» GIVEN PASSAGE:
····················

Tuesday, November 26, 2013

Sounds of the Carolinas

Sounds of the Carolinas
11/10/2013 - 11/17/2013

The map below shows our stops through the Carolinas after Elizabeth City (not our exact sailing route):

From north to south: Manteo Island (1), Pungo River near Belhaven (1),  Morehead City (2), Wrightsville Beach (3),  Little River (4), Charleston (7) 
Sunday, November 10 -- We got an early start out of Elizabeth City, bound for the town of Manteo on Roanoke Island in the Outer Banks.  We wanted to have some time to see Manteo in the afternoon, as we knew we had to keep moving the next day.  We were eyeing an approaching cold front and hoping to make a circuit through the Outer Banks and down to to Ocracoke before it came through.

Sailing into the dawn, from Elizabeth City into Albermarle Sound

Fred liked the, uh, symmetry of this photo:  
Another boat sailing out of Elizabeth City, into Albemarle Sound

Now you can see what the sailboat was partially obscuring ...

····················

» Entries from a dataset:
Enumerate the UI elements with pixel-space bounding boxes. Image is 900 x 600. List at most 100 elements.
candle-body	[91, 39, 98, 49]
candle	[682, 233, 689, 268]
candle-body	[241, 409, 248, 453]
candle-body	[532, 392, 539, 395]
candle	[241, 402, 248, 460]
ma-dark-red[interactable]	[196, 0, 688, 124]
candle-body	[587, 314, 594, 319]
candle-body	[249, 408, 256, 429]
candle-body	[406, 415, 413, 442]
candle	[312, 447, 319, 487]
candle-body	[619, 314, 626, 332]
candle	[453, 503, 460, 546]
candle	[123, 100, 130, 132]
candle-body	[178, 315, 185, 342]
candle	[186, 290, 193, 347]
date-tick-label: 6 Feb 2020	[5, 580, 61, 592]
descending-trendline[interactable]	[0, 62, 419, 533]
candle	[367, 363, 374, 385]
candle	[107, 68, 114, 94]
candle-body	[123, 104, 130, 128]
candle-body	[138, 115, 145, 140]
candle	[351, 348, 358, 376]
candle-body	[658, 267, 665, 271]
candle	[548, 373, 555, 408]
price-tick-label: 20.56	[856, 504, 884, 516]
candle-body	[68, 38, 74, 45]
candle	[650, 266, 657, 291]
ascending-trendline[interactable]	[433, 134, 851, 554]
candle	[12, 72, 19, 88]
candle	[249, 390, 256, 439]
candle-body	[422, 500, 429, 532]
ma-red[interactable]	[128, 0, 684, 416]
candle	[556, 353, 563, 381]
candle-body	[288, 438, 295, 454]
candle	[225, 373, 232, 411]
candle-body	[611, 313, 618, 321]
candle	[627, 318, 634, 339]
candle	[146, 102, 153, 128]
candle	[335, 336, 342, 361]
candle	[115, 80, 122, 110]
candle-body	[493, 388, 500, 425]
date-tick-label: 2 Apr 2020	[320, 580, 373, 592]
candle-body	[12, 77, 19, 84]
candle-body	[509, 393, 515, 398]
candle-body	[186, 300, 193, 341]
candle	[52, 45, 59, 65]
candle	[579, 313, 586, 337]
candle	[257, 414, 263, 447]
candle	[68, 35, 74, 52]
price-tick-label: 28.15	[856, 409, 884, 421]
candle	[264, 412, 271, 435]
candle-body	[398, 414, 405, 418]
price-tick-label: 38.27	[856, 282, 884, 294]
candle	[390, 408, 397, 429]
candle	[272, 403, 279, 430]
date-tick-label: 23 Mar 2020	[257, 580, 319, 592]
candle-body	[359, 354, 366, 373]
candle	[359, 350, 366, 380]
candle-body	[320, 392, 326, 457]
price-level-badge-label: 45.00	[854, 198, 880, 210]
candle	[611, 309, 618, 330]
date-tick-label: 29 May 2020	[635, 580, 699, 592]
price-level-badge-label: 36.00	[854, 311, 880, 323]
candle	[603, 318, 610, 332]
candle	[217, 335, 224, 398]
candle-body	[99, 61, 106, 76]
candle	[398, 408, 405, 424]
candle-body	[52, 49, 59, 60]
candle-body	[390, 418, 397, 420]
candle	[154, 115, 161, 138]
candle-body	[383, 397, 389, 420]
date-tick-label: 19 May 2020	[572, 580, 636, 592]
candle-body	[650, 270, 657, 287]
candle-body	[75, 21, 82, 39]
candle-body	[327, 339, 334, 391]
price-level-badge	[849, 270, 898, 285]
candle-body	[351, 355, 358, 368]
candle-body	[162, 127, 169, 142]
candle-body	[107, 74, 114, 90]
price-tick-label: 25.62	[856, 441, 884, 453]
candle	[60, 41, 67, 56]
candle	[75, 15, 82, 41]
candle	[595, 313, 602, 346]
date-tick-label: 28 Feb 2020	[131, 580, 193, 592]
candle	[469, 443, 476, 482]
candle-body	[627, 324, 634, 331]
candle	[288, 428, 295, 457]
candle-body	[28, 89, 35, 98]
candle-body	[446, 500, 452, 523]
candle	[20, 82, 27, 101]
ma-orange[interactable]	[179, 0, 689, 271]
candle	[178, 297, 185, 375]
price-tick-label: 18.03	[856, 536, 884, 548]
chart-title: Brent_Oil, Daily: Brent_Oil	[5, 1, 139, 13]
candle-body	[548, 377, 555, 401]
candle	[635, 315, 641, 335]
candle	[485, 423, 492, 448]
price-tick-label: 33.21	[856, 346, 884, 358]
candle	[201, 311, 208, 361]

····················

» REQUESTS:
1) Answer these questions from the Carolinas sailing post:
(a) What date range does the post cover?
(b) What town were they bound for when they left Elizabeth City on Sunday, November 10?
(c) Where did they hope to get before the cold front came through?
2) Present the stretch of the entries from their first line through the line containing "336, 342, 361]" as a numbered list, omitting blank lines.
The entries are unrelated to the text.

» EXPECTED RESULTS:
1)
(a) 11/10/2013 - 11/17/2013
(b) Manteo, on Roanoke Island in the Outer Banks
(c) Down to Ocracoke, after a circuit through the Outer Banks

2)
1. Enumerate the UI elements with pixel-space bounding boxes. Image is 900 x 600. List at most 100 elements.
2. candle-body	[91, 39, 98, 49]
3. candle	[682, 233, 689, 268]
4. candle-body	[241, 409, 248, 453]
5. candle-body	[532, 392, 539, 395]
6. candle	[241, 402, 248, 460]
7. ma-dark-red[interactable]	[196, 0, 688, 124]
8. candle-body	[587, 314, 594, 319]
9. candle-body	[249, 408, 256, 429]
10. candle-body	[406, 415, 413, 442]
11. candle	[312, 447, 319, 487]
12. candle-body	[619, 314, 626, 332]
13. candle	[453, 503, 460, 546]
14. candle	[123, 100, 130, 132]
15. candle-body	[178, 315, 185, 342]
16. candle	[186, 290, 193, 347]
17. date-tick-label: 6 Feb 2020	[5, 580, 61, 592]
18. descending-trendline[interactable]	[0, 62, 419, 533]
19. candle	[367, 363, 374, 385]
20. candle	[107, 68, 114, 94]
21. candle-body	[123, 104, 130, 128]
22. candle-body	[138, 115, 145, 140]
23. candle	[351, 348, 358, 376]
24. candle-body	[658, 267, 665, 271]
25. candle	[548, 373, 555, 408]
26. price-tick-label: 20.56	[856, 504, 884, 516]
27. candle-body	[68, 38, 74, 45]
28. candle	[650, 266, 657, 291]
29. ascending-trendline[interactable]	[433, 134, 851, 554]
30. candle	[12, 72, 19, 88]
31. candle	[249, 390, 256, 439]
32. candle-body	[422, 500, 429, 532]
33. ma-red[interactable]	[128, 0, 684, 416]
34. candle	[556, 353, 563, 381]
35. candle-body	[288, 438, 295, 454]
36. candle	[225, 373, 232, 411]
37. candle-body	[611, 313, 618, 321]
38. candle	[627, 318, 634, 339]
39. candle	[146, 102, 153, 128]
40. candle	[335, 336, 342, 361]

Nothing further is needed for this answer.